_Stated task:_ Copy all of the material below exactly.

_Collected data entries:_
'''
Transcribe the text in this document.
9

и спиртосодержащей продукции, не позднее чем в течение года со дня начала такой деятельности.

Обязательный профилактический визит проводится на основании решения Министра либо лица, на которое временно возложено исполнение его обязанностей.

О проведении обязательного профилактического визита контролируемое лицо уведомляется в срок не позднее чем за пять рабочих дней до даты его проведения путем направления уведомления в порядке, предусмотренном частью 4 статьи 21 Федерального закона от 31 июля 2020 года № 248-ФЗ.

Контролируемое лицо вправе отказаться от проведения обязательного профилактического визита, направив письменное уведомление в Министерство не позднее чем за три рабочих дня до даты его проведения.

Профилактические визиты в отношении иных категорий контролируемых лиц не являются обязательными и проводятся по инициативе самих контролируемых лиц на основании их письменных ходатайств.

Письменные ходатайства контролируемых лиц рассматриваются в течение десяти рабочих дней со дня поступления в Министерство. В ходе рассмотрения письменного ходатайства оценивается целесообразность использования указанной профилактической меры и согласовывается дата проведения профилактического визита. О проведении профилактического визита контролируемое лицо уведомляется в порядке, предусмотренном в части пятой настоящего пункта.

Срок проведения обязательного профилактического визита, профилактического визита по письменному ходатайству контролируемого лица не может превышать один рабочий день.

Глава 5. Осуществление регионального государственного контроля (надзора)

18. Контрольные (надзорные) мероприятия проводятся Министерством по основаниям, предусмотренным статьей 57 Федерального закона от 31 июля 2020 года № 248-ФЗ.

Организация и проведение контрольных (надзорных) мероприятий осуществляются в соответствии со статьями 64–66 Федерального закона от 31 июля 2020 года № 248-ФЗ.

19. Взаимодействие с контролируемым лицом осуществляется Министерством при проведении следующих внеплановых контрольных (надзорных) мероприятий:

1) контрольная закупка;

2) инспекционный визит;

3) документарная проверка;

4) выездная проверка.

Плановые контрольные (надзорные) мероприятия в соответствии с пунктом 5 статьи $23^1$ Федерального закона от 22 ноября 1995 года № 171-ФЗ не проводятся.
'''
_Worked answer:_
Transcribe the text in this document.
9

и спиртосодержащей продукции, не позднее чем в течение года со дня начала такой деятельности.

Обязательный профилактический визит проводится на основании решения Министра либо лица, на которое временно возложено исполнение его обязанностей.

О проведении обязательного профилактического визита контролируемое лицо уведомляется в срок не позднее чем за пять рабочих дней до даты его проведения путем направления уведомления в порядке, предусмотренном частью 4 статьи 21 Федерального закона от 31 июля 2020 года № 248-ФЗ.

Контролируемое лицо вправе отказаться от проведения обязательного профилактического визита, направив письменное уведомление в Министерство не позднее чем за три рабочих дня до даты его проведения.

Профилактические визиты в отношении иных категорий контролируемых лиц не являются обязательными и проводятся по инициативе самих контролируемых лиц на основании их письменных ходатайств.

Письменные ходатайства контролируемых лиц рассматриваются в течение десяти рабочих дней со дня поступления в Министерство. В ходе рассмотрения письменного ходатайства оценивается целесообразность использования указанной профилактической меры и согласовывается дата проведения профилактического визита. О проведении профилактического визита контролируемое лицо уведомляется в порядке, предусмотренном в части пятой настоящего пункта.

Срок проведения обязательного профилактического визита, профилактического визита по письменному ходатайству контролируемого лица не может превышать один рабочий день.

Глава 5. Осуществление регионального государственного контроля (надзора)

18. Контрольные (надзорные) мероприятия проводятся Министерством по основаниям, предусмотренным статьей 57 Федерального закона от 31 июля 2020 года № 248-ФЗ.

Организация и проведение контрольных (надзорных) мероприятий осуществляются в соответствии со статьями 64–66 Федерального закона от 31 июля 2020 года № 248-ФЗ.

19. Взаимодействие с контролируемым лицом осуществляется Министерством при проведении следующих внеплановых контрольных (надзорных) мероприятий:

1) контрольная закупка;

2) инспекционный визит;

3) документарная проверка;

4) выездная проверка.

Плановые контрольные (надзорные) мероприятия в соответствии с пунктом 5 статьи $23^1$ Федерального закона от 22 ноября 1995 года № 171-ФЗ не проводятся.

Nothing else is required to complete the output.